Search the material for the string "Garcia", then report how many lines hold it, with no other text.

====== Records provided ======

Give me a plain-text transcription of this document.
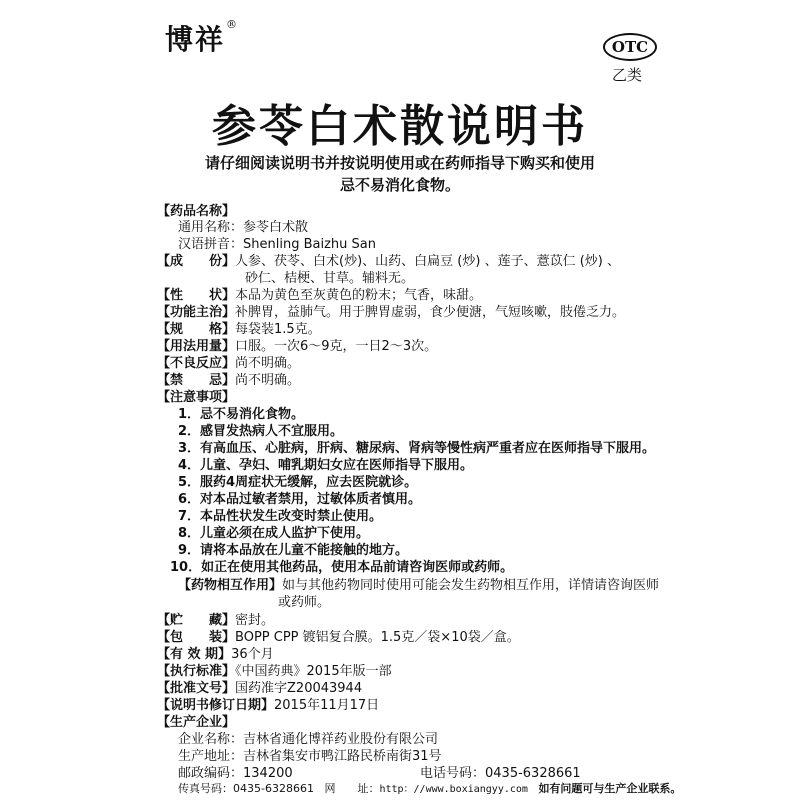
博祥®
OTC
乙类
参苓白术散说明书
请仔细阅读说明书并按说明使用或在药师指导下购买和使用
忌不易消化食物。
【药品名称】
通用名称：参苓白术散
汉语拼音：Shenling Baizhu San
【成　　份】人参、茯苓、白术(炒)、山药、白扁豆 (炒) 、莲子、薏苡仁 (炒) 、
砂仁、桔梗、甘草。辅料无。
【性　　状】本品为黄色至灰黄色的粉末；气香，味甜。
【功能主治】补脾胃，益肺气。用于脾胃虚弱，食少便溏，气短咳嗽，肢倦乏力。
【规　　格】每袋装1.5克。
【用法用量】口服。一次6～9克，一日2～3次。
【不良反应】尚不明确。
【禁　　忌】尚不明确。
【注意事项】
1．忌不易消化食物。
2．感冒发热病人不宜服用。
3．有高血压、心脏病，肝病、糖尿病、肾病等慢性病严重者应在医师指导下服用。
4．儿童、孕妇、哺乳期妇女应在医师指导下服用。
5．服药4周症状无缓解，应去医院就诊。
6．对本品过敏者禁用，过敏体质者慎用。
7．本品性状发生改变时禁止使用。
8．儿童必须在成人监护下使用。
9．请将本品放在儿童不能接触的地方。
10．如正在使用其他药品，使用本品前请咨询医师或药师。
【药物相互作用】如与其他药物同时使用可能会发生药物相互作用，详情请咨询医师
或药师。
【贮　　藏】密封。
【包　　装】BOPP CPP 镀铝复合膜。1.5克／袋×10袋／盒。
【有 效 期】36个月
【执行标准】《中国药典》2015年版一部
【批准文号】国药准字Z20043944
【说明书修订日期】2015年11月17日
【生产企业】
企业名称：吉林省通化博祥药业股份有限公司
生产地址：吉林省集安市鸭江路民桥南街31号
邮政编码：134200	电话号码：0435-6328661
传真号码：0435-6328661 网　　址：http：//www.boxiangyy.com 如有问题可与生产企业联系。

======
====== Records provided ======

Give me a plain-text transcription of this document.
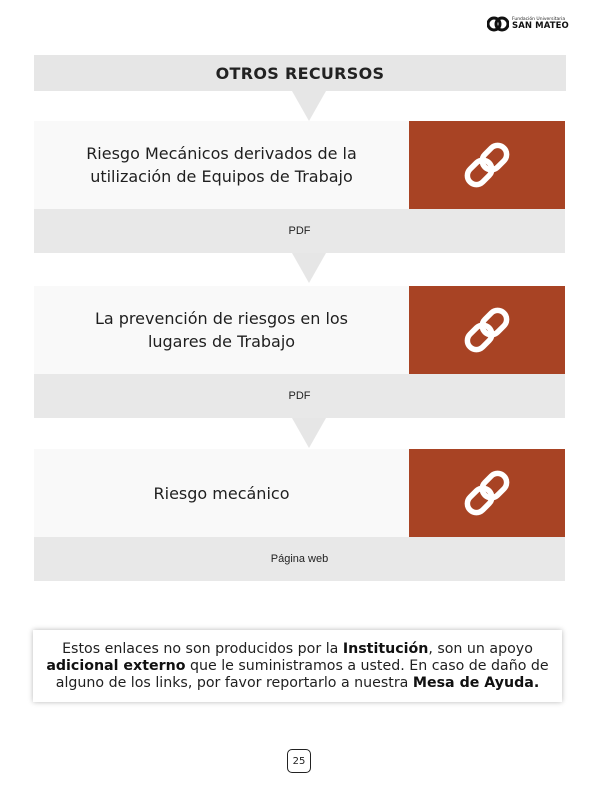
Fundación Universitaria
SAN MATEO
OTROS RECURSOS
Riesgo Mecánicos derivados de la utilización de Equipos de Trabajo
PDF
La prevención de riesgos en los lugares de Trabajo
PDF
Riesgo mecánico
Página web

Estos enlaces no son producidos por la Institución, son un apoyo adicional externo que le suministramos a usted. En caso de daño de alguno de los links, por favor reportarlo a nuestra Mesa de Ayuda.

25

======
====== Records provided ======

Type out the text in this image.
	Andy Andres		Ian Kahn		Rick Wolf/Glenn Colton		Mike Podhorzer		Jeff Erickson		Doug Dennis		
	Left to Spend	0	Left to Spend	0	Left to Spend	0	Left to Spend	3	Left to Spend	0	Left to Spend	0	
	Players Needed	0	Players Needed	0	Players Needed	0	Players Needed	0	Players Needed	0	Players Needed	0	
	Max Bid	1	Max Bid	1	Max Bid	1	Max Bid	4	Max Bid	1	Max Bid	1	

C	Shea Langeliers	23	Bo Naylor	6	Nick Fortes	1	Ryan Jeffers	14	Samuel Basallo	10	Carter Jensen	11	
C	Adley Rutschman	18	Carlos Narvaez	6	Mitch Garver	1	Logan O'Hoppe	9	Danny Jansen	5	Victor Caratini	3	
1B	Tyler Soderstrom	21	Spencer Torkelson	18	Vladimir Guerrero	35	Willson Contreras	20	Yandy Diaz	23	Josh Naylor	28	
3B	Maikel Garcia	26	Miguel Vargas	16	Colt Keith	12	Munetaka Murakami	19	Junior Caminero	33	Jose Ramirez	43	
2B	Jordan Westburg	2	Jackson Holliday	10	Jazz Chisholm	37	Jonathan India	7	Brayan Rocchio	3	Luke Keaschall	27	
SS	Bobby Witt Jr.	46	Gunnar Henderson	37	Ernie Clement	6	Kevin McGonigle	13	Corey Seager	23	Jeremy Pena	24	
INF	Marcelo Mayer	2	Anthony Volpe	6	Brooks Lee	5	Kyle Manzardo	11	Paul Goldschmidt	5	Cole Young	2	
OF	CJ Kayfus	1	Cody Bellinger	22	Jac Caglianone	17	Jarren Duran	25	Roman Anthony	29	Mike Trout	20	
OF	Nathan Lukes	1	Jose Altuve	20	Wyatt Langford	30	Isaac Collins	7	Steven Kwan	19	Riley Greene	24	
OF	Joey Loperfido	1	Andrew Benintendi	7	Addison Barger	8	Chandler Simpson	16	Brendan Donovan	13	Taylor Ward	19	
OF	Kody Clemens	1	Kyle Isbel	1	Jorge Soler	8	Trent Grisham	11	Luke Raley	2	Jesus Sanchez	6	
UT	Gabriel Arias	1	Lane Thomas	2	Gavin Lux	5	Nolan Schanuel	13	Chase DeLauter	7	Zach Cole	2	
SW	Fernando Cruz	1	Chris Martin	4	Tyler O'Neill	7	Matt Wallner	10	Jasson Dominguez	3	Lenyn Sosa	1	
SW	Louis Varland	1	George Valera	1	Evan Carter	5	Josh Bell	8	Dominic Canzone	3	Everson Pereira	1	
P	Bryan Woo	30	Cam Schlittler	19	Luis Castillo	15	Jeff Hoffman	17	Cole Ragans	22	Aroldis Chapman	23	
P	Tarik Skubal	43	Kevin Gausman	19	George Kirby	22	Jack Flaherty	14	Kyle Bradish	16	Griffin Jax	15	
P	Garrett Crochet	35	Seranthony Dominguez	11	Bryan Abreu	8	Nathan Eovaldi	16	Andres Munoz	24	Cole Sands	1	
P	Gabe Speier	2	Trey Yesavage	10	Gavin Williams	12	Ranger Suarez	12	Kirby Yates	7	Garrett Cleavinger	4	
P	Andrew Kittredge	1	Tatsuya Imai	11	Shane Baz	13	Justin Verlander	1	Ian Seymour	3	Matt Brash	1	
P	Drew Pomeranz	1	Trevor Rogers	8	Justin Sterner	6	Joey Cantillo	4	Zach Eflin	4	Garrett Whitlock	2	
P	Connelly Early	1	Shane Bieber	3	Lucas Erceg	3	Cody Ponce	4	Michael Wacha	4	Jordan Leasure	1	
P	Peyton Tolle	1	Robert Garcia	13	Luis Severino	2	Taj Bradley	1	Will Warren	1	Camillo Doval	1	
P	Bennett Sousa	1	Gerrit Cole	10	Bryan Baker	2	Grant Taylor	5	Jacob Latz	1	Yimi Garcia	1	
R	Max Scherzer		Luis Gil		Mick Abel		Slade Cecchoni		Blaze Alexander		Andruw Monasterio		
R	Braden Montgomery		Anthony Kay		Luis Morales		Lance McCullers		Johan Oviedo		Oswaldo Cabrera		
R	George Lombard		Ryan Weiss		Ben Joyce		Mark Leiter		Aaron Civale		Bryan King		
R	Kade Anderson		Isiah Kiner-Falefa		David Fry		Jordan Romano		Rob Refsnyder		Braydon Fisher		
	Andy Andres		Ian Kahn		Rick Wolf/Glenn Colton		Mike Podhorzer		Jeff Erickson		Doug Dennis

======

Solution to this exercise - 3